PROBLEM DETAILS: Skip the pictures. Transcribe the rest of the data below without changing a word.

·····

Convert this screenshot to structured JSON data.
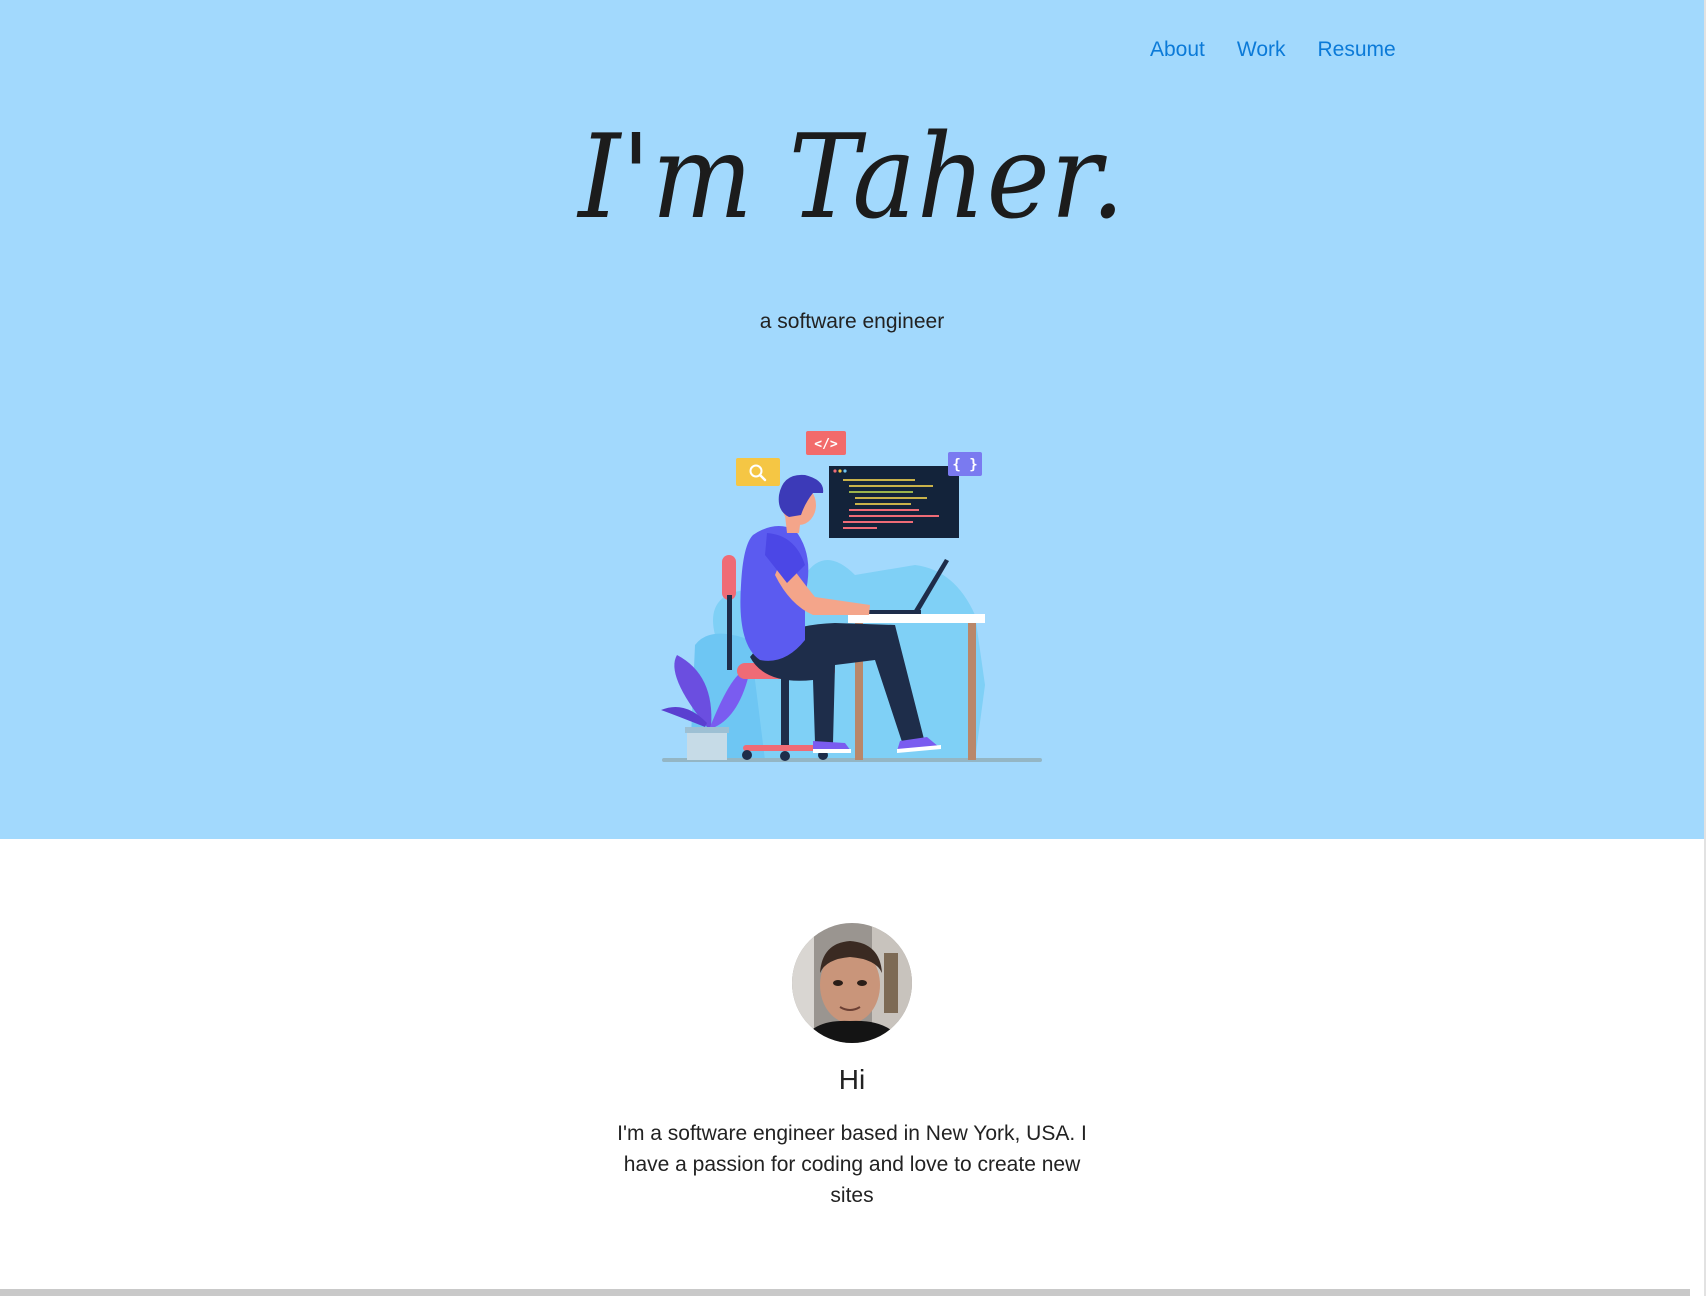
{
  "nav": {
    "items": [
      {
        "label": "About"
      },
      {
        "label": "Work"
      },
      {
        "label": "Resume"
      }
    ]
  },
  "hero": {
    "title": "I'm Taher.",
    "subtitle": "a software engineer",
    "background_color": "#a2d9fd",
    "illustration_badges": {
      "code": "</>",
      "braces": "{ }"
    }
  },
  "about": {
    "heading": "Hi",
    "text": "I'm a software engineer based in New York, USA. I have a passion for coding and love to create new sites"
  },
  "colors": {
    "link": "#0b7ad8",
    "text": "#222222",
    "hero_bg": "#a2d9fd"
  }
}
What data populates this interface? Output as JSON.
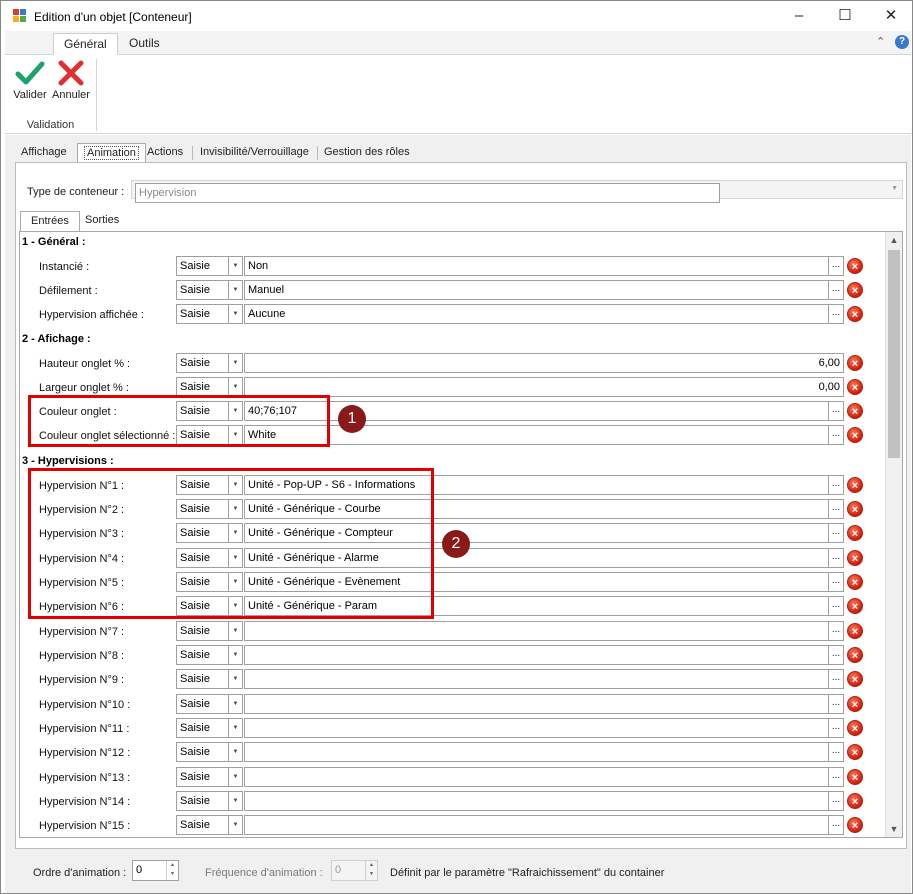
{
  "window": {
    "title": "Edition d'un objet [Conteneur]"
  },
  "ribbon": {
    "tabs": [
      "Général",
      "Outils"
    ],
    "buttons": {
      "validate": "Valider",
      "cancel": "Annuler"
    },
    "group_label": "Validation"
  },
  "main_tabs": [
    "Affichage",
    "Animation",
    "Actions",
    "Invisibilité/Verrouillage",
    "Gestion des rôles"
  ],
  "container_type": {
    "label": "Type de conteneur :",
    "value": "Hypervision"
  },
  "io_tabs": [
    "Entrées",
    "Sorties"
  ],
  "sections": {
    "general": "1 - Général :",
    "affichage": "2 - Afichage :",
    "hypervisions": "3 - Hypervisions :"
  },
  "rows": [
    {
      "label": "Instancié :",
      "mode": "Saisie",
      "value": "Non"
    },
    {
      "label": "Défilement :",
      "mode": "Saisie",
      "value": "Manuel"
    },
    {
      "label": "Hypervision affichée :",
      "mode": "Saisie",
      "value": "Aucune"
    },
    {
      "label": "Hauteur onglet % :",
      "mode": "Saisie",
      "value": "6,00"
    },
    {
      "label": "Largeur onglet % :",
      "mode": "Saisie",
      "value": "0,00"
    },
    {
      "label": "Couleur onglet :",
      "mode": "Saisie",
      "value": "40;76;107"
    },
    {
      "label": "Couleur onglet sélectionné :",
      "mode": "Saisie",
      "value": "White"
    },
    {
      "label": "Hypervision N°1 :",
      "mode": "Saisie",
      "value": "Unité - Pop-UP - S6 - Informations"
    },
    {
      "label": "Hypervision N°2 :",
      "mode": "Saisie",
      "value": "Unité - Générique - Courbe"
    },
    {
      "label": "Hypervision N°3 :",
      "mode": "Saisie",
      "value": "Unité - Générique - Compteur"
    },
    {
      "label": "Hypervision N°4 :",
      "mode": "Saisie",
      "value": "Unité - Générique - Alarme"
    },
    {
      "label": "Hypervision N°5 :",
      "mode": "Saisie",
      "value": "Unité - Générique - Evènement"
    },
    {
      "label": "Hypervision N°6 :",
      "mode": "Saisie",
      "value": "Unité - Générique - Param"
    },
    {
      "label": "Hypervision N°7 :",
      "mode": "Saisie",
      "value": ""
    },
    {
      "label": "Hypervision N°8 :",
      "mode": "Saisie",
      "value": ""
    },
    {
      "label": "Hypervision N°9 :",
      "mode": "Saisie",
      "value": ""
    },
    {
      "label": "Hypervision N°10 :",
      "mode": "Saisie",
      "value": ""
    },
    {
      "label": "Hypervision N°11 :",
      "mode": "Saisie",
      "value": ""
    },
    {
      "label": "Hypervision N°12 :",
      "mode": "Saisie",
      "value": ""
    },
    {
      "label": "Hypervision N°13 :",
      "mode": "Saisie",
      "value": ""
    },
    {
      "label": "Hypervision N°14 :",
      "mode": "Saisie",
      "value": ""
    },
    {
      "label": "Hypervision N°15 :",
      "mode": "Saisie",
      "value": ""
    }
  ],
  "markers": [
    "1",
    "2"
  ],
  "bottom": {
    "order_label": "Ordre d'animation :",
    "order_value": "0",
    "freq_label": "Fréquence d'animation :",
    "freq_value": "0",
    "freq_note": "Définit par le paramètre \"Rafraichissement\" du container"
  },
  "colors": {
    "highlight": "#e00000",
    "marker": "#8a1a1a",
    "validate": "#1aa36b",
    "cancel": "#e03030"
  }
}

·····

RESULT BELOW:
Convert this screenshot to structured JSON data.
{
  "nav": {
    "items": [
      {
        "label": "About"
      },
      {
        "label": "Work"
      },
      {
        "label": "Resume"
      }
    ]
  },
  "hero": {
    "title": "I'm Taher.",
    "subtitle": "a software engineer",
    "background_color": "#a2d9fd",
    "illustration_badges": {
      "code": "</>",
      "braces": "{ }"
    }
  },
  "about": {
    "heading": "Hi",
    "text": "I'm a software engineer based in New York, USA. I have a passion for coding and love to create new sites"
  },
  "colors": {
    "link": "#0b7ad8",
    "text": "#222222",
    "hero_bg": "#a2d9fd"
  }
}
What data populates this interface? Output as JSON.
{
  "window": {
    "title": "Edition d'un objet [Conteneur]"
  },
  "ribbon": {
    "tabs": [
      "Général",
      "Outils"
    ],
    "buttons": {
      "validate": "Valider",
      "cancel": "Annuler"
    },
    "group_label": "Validation"
  },
  "main_tabs": [
    "Affichage",
    "Animation",
    "Actions",
    "Invisibilité/Verrouillage",
    "Gestion des rôles"
  ],
  "container_type": {
    "label": "Type de conteneur :",
    "value": "Hypervision"
  },
  "io_tabs": [
    "Entrées",
    "Sorties"
  ],
  "sections": {
    "general": "1 - Général :",
    "affichage": "2 - Afichage :",
    "hypervisions": "3 - Hypervisions :"
  },
  "rows": [
    {
      "label": "Instancié :",
      "mode": "Saisie",
      "value": "Non"
    },
    {
      "label": "Défilement :",
      "mode": "Saisie",
      "value": "Manuel"
    },
    {
      "label": "Hypervision affichée :",
      "mode": "Saisie",
      "value": "Aucune"
    },
    {
      "label": "Hauteur onglet % :",
      "mode": "Saisie",
      "value": "6,00"
    },
    {
      "label": "Largeur onglet % :",
      "mode": "Saisie",
      "value": "0,00"
    },
    {
      "label": "Couleur onglet :",
      "mode": "Saisie",
      "value": "40;76;107"
    },
    {
      "label": "Couleur onglet sélectionné :",
      "mode": "Saisie",
      "value": "White"
    },
    {
      "label": "Hypervision N°1 :",
      "mode": "Saisie",
      "value": "Unité - Pop-UP - S6 - Informations"
    },
    {
      "label": "Hypervision N°2 :",
      "mode": "Saisie",
      "value": "Unité - Générique - Courbe"
    },
    {
      "label": "Hypervision N°3 :",
      "mode": "Saisie",
      "value": "Unité - Générique - Compteur"
    },
    {
      "label": "Hypervision N°4 :",
      "mode": "Saisie",
      "value": "Unité - Générique - Alarme"
    },
    {
      "label": "Hypervision N°5 :",
      "mode": "Saisie",
      "value": "Unité - Générique - Evènement"
    },
    {
      "label": "Hypervision N°6 :",
      "mode": "Saisie",
      "value": "Unité - Générique - Param"
    },
    {
      "label": "Hypervision N°7 :",
      "mode": "Saisie",
      "value": ""
    },
    {
      "label": "Hypervision N°8 :",
      "mode": "Saisie",
      "value": ""
    },
    {
      "label": "Hypervision N°9 :",
      "mode": "Saisie",
      "value": ""
    },
    {
      "label": "Hypervision N°10 :",
      "mode": "Saisie",
      "value": ""
    },
    {
      "label": "Hypervision N°11 :",
      "mode": "Saisie",
      "value": ""
    },
    {
      "label": "Hypervision N°12 :",
      "mode": "Saisie",
      "value": ""
    },
    {
      "label": "Hypervision N°13 :",
      "mode": "Saisie",
      "value": ""
    },
    {
      "label": "Hypervision N°14 :",
      "mode": "Saisie",
      "value": ""
    },
    {
      "label": "Hypervision N°15 :",
      "mode": "Saisie",
      "value": ""
    }
  ],
  "markers": [
    "1",
    "2"
  ],
  "bottom": {
    "order_label": "Ordre d'animation :",
    "order_value": "0",
    "freq_label": "Fréquence d'animation :",
    "freq_value": "0",
    "freq_note": "Définit par le paramètre \"Rafraichissement\" du container"
  },
  "colors": {
    "highlight": "#e00000",
    "marker": "#8a1a1a",
    "validate": "#1aa36b",
    "cancel": "#e03030"
  }
}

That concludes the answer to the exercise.